■ Written exercise
In the entries below, count every line containing "العربية". Reply with the number alone.

■ Task data
- - -
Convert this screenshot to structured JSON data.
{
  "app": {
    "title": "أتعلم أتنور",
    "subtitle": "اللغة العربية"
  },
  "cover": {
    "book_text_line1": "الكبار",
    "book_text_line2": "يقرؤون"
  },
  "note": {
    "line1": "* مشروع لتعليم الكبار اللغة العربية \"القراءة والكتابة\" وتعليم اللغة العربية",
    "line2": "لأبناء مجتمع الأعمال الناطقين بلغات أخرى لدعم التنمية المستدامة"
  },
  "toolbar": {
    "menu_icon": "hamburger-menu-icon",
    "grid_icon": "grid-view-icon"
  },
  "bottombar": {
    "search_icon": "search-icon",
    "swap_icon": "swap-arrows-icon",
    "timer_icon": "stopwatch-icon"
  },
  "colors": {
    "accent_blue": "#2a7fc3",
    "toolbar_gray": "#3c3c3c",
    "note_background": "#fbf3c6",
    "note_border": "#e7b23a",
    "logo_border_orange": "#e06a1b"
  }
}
- - -
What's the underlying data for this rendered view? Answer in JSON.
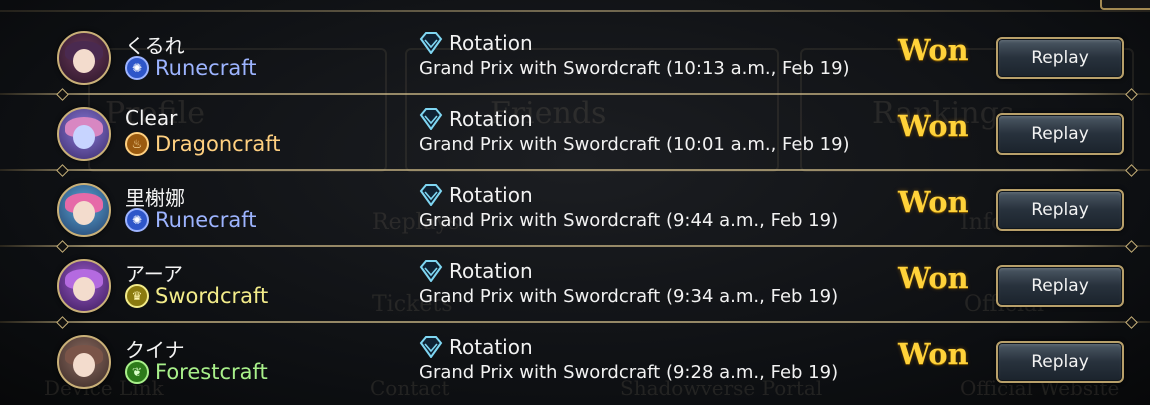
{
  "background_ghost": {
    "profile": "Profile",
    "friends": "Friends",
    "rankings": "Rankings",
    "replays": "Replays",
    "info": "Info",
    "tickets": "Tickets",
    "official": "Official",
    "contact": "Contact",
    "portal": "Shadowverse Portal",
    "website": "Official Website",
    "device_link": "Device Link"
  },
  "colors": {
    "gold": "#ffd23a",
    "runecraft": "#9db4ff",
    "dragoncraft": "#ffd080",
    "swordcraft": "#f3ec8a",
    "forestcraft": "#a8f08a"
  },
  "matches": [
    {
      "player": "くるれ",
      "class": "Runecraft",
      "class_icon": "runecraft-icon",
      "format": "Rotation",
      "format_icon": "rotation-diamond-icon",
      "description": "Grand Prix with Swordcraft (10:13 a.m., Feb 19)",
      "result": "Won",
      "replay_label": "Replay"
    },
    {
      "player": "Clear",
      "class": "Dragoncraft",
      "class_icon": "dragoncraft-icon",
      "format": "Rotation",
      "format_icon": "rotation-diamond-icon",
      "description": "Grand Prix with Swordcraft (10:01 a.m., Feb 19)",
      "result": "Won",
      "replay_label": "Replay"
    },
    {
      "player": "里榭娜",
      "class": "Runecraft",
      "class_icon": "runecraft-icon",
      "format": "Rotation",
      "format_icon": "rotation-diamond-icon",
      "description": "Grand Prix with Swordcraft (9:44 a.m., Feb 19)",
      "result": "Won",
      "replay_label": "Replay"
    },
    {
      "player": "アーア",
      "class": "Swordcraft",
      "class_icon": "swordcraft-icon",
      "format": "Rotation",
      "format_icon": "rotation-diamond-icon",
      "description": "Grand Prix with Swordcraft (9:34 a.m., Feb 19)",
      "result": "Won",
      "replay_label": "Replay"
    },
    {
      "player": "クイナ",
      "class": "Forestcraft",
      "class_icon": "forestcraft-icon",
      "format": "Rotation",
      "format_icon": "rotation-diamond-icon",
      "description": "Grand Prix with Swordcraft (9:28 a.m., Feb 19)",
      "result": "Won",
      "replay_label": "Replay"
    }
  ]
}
- - -
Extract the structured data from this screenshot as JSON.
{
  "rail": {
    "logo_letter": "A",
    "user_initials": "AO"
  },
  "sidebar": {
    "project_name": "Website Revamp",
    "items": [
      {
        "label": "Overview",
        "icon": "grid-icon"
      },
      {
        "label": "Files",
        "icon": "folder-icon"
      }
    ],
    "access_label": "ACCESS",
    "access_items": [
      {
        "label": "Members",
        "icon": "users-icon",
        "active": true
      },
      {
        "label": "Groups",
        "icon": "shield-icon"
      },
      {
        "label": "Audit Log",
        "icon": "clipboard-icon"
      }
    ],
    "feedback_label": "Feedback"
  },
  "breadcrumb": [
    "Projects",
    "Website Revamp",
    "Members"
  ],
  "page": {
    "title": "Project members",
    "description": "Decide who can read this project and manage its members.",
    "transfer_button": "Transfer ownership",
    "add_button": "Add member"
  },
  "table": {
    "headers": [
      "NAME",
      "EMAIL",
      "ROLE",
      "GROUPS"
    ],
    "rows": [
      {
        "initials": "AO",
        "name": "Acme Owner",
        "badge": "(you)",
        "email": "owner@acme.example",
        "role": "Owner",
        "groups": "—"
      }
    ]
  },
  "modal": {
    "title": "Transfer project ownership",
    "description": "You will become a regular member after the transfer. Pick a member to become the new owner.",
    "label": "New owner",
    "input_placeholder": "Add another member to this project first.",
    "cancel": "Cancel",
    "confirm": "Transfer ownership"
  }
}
- - -
■ Solved exercise
2